Stated problem ▸ Where a line holds the word "cuộc", copy that line.
---
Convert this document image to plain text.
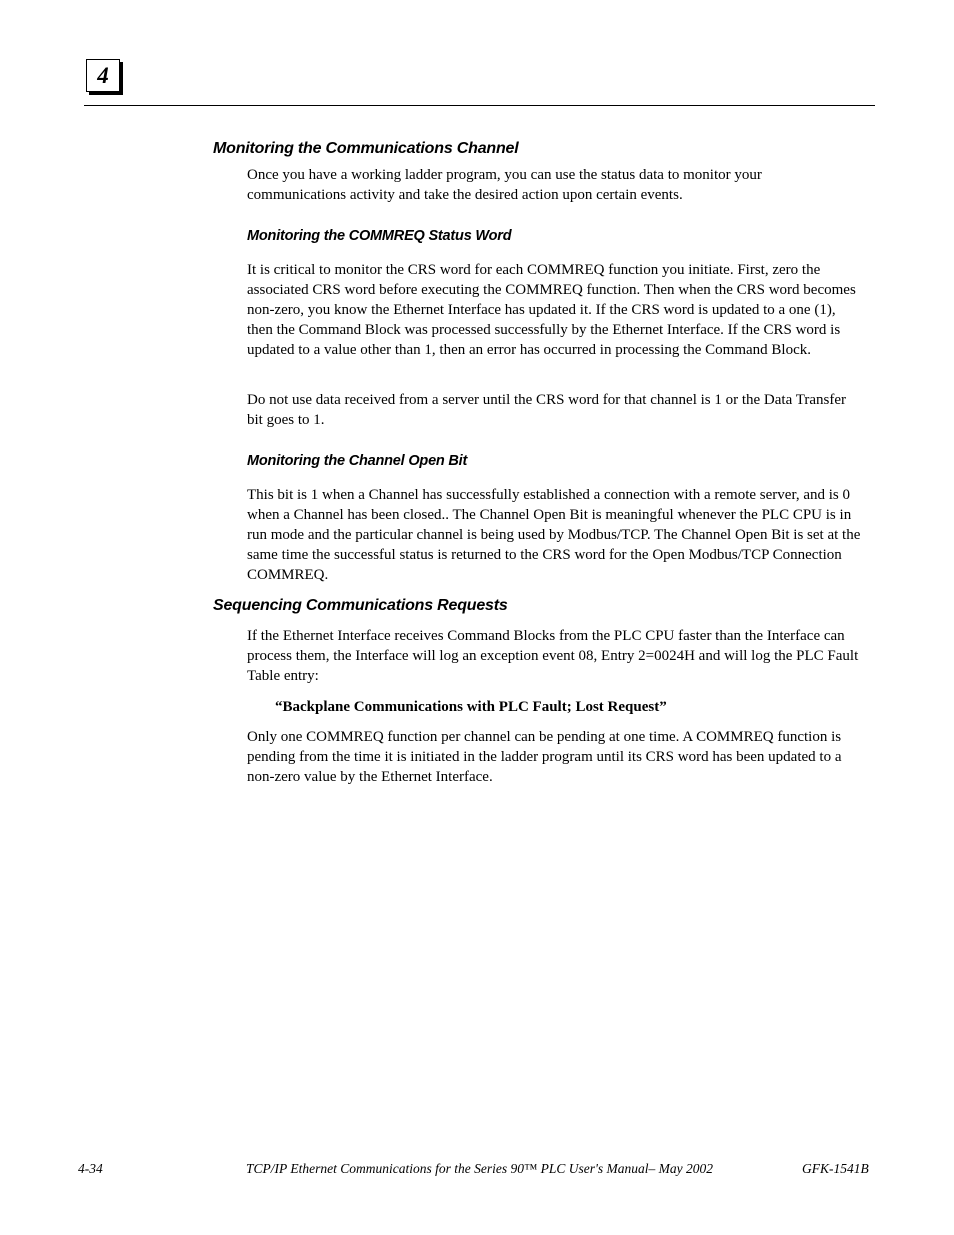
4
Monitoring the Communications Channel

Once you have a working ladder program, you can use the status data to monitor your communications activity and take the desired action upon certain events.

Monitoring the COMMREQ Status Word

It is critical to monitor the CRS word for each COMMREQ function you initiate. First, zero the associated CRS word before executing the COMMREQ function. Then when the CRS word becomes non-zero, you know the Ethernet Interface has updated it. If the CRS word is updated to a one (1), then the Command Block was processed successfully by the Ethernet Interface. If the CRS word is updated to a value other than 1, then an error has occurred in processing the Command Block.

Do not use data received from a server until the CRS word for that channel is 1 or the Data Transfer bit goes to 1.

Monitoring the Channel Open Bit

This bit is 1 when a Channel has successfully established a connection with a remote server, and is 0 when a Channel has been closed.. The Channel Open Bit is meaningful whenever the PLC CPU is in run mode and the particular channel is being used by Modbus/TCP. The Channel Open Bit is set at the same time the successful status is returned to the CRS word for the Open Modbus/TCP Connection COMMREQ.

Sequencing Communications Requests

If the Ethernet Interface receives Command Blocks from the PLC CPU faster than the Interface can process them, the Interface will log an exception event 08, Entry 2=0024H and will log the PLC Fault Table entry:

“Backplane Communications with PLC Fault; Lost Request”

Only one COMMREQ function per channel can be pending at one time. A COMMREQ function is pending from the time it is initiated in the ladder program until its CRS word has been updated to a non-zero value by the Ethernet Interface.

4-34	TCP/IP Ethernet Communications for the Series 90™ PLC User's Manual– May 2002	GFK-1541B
---
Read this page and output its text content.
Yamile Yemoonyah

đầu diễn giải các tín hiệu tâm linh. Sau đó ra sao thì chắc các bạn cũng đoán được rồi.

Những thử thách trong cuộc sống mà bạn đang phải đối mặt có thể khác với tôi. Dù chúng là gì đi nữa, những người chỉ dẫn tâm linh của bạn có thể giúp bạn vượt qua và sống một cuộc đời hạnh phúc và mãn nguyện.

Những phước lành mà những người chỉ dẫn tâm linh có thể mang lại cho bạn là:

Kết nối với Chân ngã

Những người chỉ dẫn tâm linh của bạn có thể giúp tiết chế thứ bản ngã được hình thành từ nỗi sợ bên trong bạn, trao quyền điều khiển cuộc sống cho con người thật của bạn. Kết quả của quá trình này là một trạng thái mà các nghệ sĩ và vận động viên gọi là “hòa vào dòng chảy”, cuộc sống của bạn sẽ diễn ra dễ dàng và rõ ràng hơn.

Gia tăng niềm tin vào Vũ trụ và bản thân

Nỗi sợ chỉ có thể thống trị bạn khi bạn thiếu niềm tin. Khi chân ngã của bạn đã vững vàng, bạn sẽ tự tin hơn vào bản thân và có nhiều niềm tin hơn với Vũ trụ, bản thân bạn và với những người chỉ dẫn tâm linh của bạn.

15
---
Task solution ▸
Những thử thách trong cuộc sống mà bạn đang phải đối mặt có thể khác với tôi. Dù chúng là gì đi nữa, những người chỉ dẫn tâm linh của bạn có thể giúp bạn vượt qua và sống một cuộc đời hạnh phúc và mãn nguyện.
Những người chỉ dẫn tâm linh của bạn có thể giúp tiết chế thứ bản ngã được hình thành từ nỗi sợ bên trong bạn, trao quyền điều khiển cuộc sống cho con người thật của bạn. Kết quả của quá trình này là một trạng thái mà các nghệ sĩ và vận động viên gọi là “hòa vào dòng chảy”, cuộc sống của bạn sẽ diễn ra dễ dàng và rõ ràng hơn.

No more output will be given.